▸ Written request
Where a line below holds the string "запасами", copy that line.

-=-=-

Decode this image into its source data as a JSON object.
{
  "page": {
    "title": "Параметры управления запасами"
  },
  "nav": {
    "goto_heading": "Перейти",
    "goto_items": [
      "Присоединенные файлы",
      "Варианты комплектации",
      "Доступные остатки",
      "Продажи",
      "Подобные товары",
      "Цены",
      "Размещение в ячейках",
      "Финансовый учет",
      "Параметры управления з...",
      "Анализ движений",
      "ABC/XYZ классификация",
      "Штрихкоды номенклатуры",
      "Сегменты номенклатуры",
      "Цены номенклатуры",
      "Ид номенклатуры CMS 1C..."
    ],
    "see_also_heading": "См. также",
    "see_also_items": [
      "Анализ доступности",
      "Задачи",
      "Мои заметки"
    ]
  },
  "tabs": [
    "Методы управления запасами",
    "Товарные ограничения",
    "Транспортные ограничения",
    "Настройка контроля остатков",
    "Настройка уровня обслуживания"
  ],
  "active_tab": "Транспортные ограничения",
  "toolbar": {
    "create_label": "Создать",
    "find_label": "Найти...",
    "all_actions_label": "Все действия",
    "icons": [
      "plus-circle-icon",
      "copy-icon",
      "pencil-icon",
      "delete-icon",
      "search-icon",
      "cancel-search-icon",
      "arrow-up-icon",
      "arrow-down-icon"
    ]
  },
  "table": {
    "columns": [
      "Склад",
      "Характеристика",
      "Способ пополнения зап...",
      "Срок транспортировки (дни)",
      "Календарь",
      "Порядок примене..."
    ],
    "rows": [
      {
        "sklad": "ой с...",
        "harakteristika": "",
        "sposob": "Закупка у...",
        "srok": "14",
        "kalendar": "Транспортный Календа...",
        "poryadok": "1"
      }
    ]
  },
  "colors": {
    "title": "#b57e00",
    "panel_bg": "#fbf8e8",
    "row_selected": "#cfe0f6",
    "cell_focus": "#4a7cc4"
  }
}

-=-=-

▸ Exercise result
    "title": "Параметры управления запасами"
    "Методы управления запасами",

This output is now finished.